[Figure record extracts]
★ ★ ★

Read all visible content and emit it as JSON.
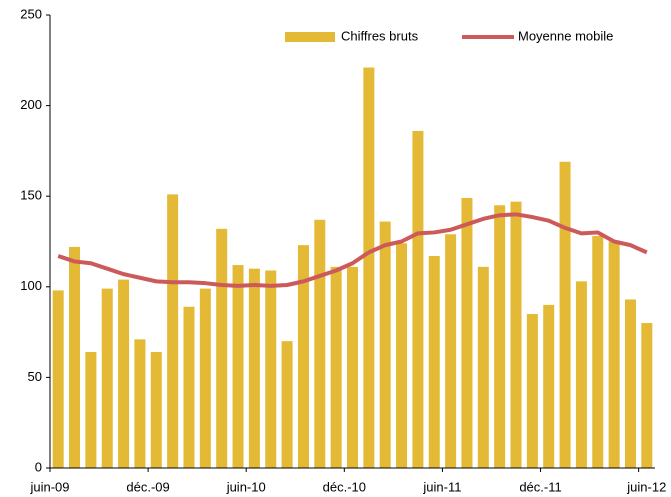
{
  "chart_data": {
    "type": "bar_line",
    "categories": [
      "juin-09",
      null,
      null,
      null,
      null,
      null,
      "déc.-09",
      null,
      null,
      null,
      null,
      null,
      "juin-10",
      null,
      null,
      null,
      null,
      null,
      "déc.-10",
      null,
      null,
      null,
      null,
      null,
      "juin-11",
      null,
      null,
      null,
      null,
      null,
      "déc.-11",
      null,
      null,
      null,
      null,
      null,
      "juin-12"
    ],
    "series": [
      {
        "name": "Chiffres bruts",
        "color": "#e3b935",
        "kind": "bar",
        "values": [
          98,
          122,
          64,
          99,
          104,
          71,
          64,
          151,
          89,
          99,
          132,
          112,
          110,
          109,
          70,
          123,
          137,
          111,
          111,
          221,
          136,
          124,
          186,
          117,
          129,
          149,
          111,
          145,
          147,
          85,
          90,
          169,
          103,
          128,
          125,
          93,
          80
        ]
      },
      {
        "name": "Moyenne mobile",
        "color": "#cd5a5a",
        "kind": "line",
        "values": [
          117,
          114,
          113,
          110,
          107,
          105,
          103,
          102.5,
          102.5,
          102,
          101,
          100.5,
          101,
          100.5,
          101,
          103,
          106,
          109,
          113,
          119,
          123,
          125,
          129.5,
          130,
          131.5,
          134.5,
          137.5,
          139.5,
          140,
          138.5,
          136.5,
          132.5,
          129.5,
          130,
          125,
          123,
          119
        ]
      }
    ],
    "ylim": [
      0,
      250
    ],
    "yticks": [
      0,
      50,
      100,
      150,
      200,
      250
    ],
    "legend": "top-right"
  }
}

★ ★ ★

**EXERCISE DESCRIPTION**
Leave the pictures out and reproduce each record exactly as written.

**PROBLEM SOLUTION**
Read all visible content and emit it as JSON.
{
  "chart_data": {
    "type": "bar_line",
    "categories": [
      "juin-09",
      null,
      null,
      null,
      null,
      null,
      "déc.-09",
      null,
      null,
      null,
      null,
      null,
      "juin-10",
      null,
      null,
      null,
      null,
      null,
      "déc.-10",
      null,
      null,
      null,
      null,
      null,
      "juin-11",
      null,
      null,
      null,
      null,
      null,
      "déc.-11",
      null,
      null,
      null,
      null,
      null,
      "juin-12"
    ],
    "series": [
      {
        "name": "Chiffres bruts",
        "color": "#e3b935",
        "kind": "bar",
        "values": [
          98,
          122,
          64,
          99,
          104,
          71,
          64,
          151,
          89,
          99,
          132,
          112,
          110,
          109,
          70,
          123,
          137,
          111,
          111,
          221,
          136,
          124,
          186,
          117,
          129,
          149,
          111,
          145,
          147,
          85,
          90,
          169,
          103,
          128,
          125,
          93,
          80
        ]
      },
      {
        "name": "Moyenne mobile",
        "color": "#cd5a5a",
        "kind": "line",
        "values": [
          117,
          114,
          113,
          110,
          107,
          105,
          103,
          102.5,
          102.5,
          102,
          101,
          100.5,
          101,
          100.5,
          101,
          103,
          106,
          109,
          113,
          119,
          123,
          125,
          129.5,
          130,
          131.5,
          134.5,
          137.5,
          139.5,
          140,
          138.5,
          136.5,
          132.5,
          129.5,
          130,
          125,
          123,
          119
        ]
      }
    ],
    "ylim": [
      0,
      250
    ],
    "yticks": [
      0,
      50,
      100,
      150,
      200,
      250
    ],
    "legend": "top-right"
  }
}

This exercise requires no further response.